What is asked: Output each entry verbatim and exclude every picture from it.

Given records:
---

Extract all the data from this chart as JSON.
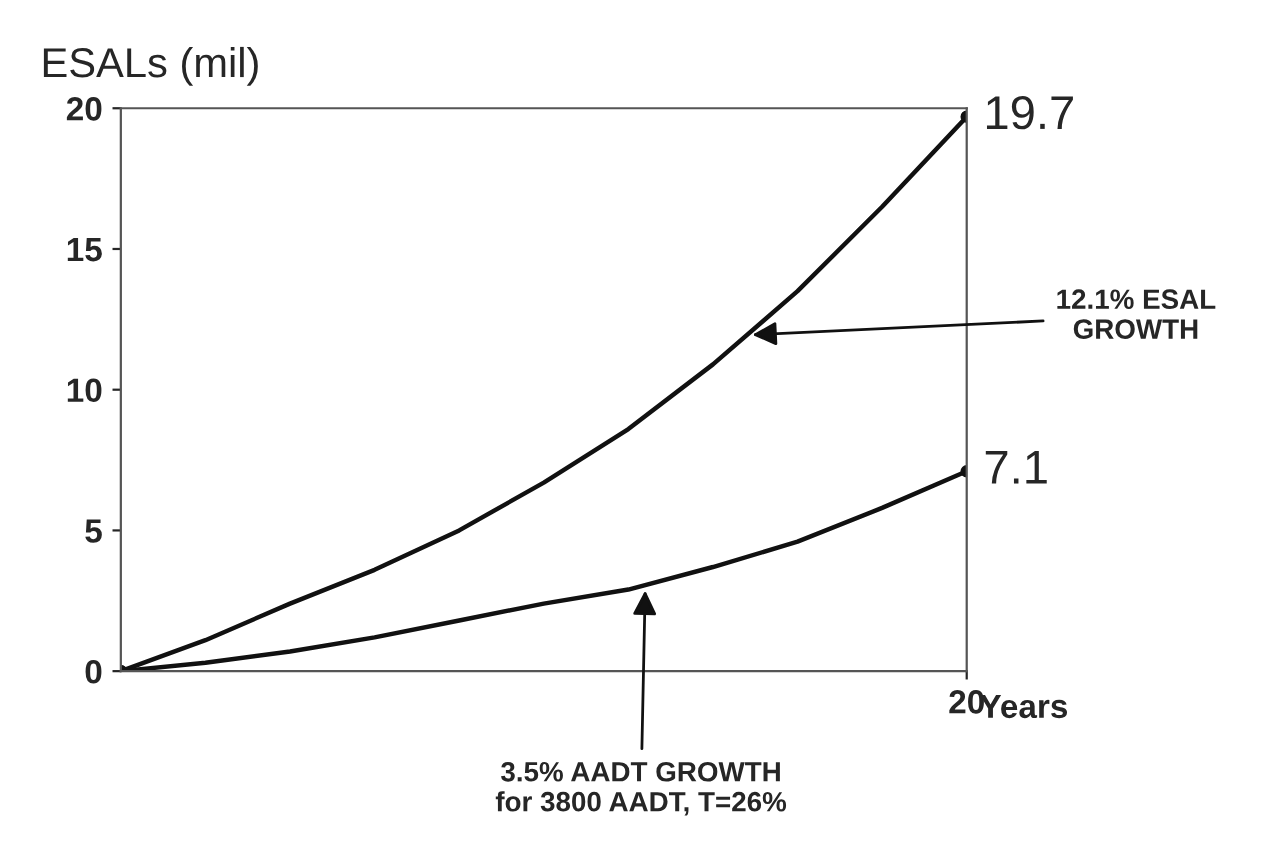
{
  "chart_data": {
    "type": "line",
    "ylabel": "ESALs (mil)",
    "xlabel": "Years",
    "categories": [
      null,
      null,
      null,
      null,
      null,
      null,
      null,
      null,
      null,
      null,
      "20"
    ],
    "series": [
      {
        "color": "#111111",
        "values": [
          0,
          1.1,
          2.4,
          3.6,
          5.0,
          6.7,
          8.6,
          10.9,
          13.5,
          16.5,
          19.7
        ],
        "value_labels": [
          null,
          null,
          null,
          null,
          null,
          null,
          null,
          null,
          null,
          null,
          "19.7"
        ]
      },
      {
        "color": "#111111",
        "values": [
          0,
          0.3,
          0.7,
          1.2,
          1.8,
          2.4,
          2.9,
          3.7,
          4.6,
          5.8,
          7.1
        ],
        "value_labels": [
          null,
          null,
          null,
          null,
          null,
          null,
          null,
          null,
          null,
          null,
          "7.1"
        ]
      }
    ],
    "ylim": [
      0,
      20
    ],
    "yticks": [
      0,
      5,
      10,
      15,
      20
    ],
    "grid": false,
    "legend": false,
    "annotations": [
      {
        "text": "12.1% ESAL\nGROWTH"
      },
      {
        "text": "3.5% AADT GROWTH\nfor 3800 AADT, T=26%"
      }
    ]
  }
}
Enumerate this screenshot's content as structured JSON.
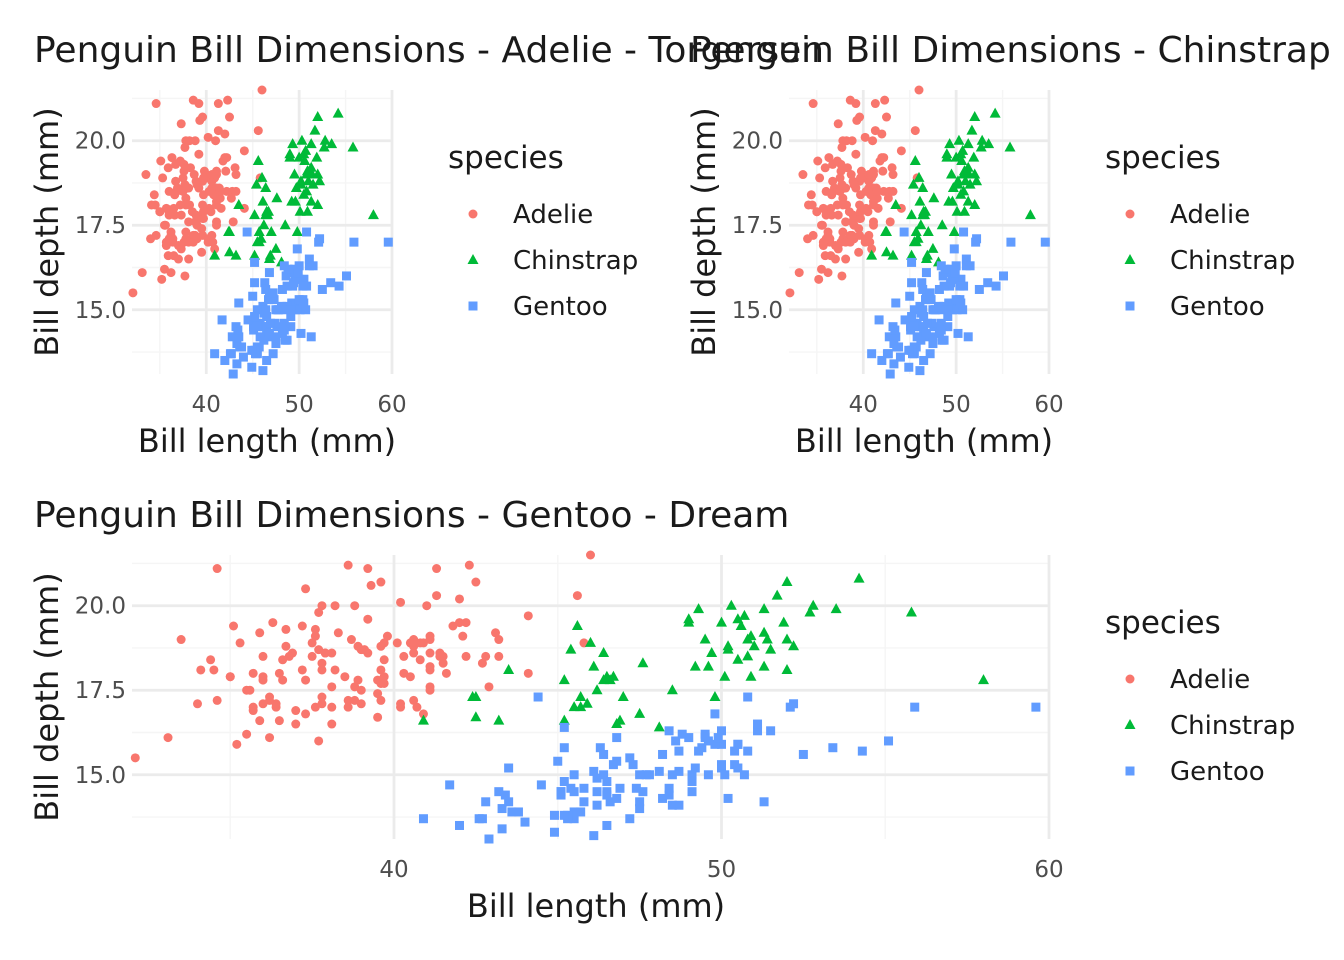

---

Full output:
Extract all the data from this chart as JSON.
{
  "chart_data": {
    "type": "line",
    "ylabel": "ESALs (mil)",
    "xlabel": "Years",
    "categories": [
      null,
      null,
      null,
      null,
      null,
      null,
      null,
      null,
      null,
      null,
      "20"
    ],
    "series": [
      {
        "color": "#111111",
        "values": [
          0,
          1.1,
          2.4,
          3.6,
          5.0,
          6.7,
          8.6,
          10.9,
          13.5,
          16.5,
          19.7
        ],
        "value_labels": [
          null,
          null,
          null,
          null,
          null,
          null,
          null,
          null,
          null,
          null,
          "19.7"
        ]
      },
      {
        "color": "#111111",
        "values": [
          0,
          0.3,
          0.7,
          1.2,
          1.8,
          2.4,
          2.9,
          3.7,
          4.6,
          5.8,
          7.1
        ],
        "value_labels": [
          null,
          null,
          null,
          null,
          null,
          null,
          null,
          null,
          null,
          null,
          "7.1"
        ]
      }
    ],
    "ylim": [
      0,
      20
    ],
    "yticks": [
      0,
      5,
      10,
      15,
      20
    ],
    "grid": false,
    "legend": false,
    "annotations": [
      {
        "text": "12.1% ESAL\nGROWTH"
      },
      {
        "text": "3.5% AADT GROWTH\nfor 3800 AADT, T=26%"
      }
    ]
  }
}
Enumerate this screenshot's content as structured JSON.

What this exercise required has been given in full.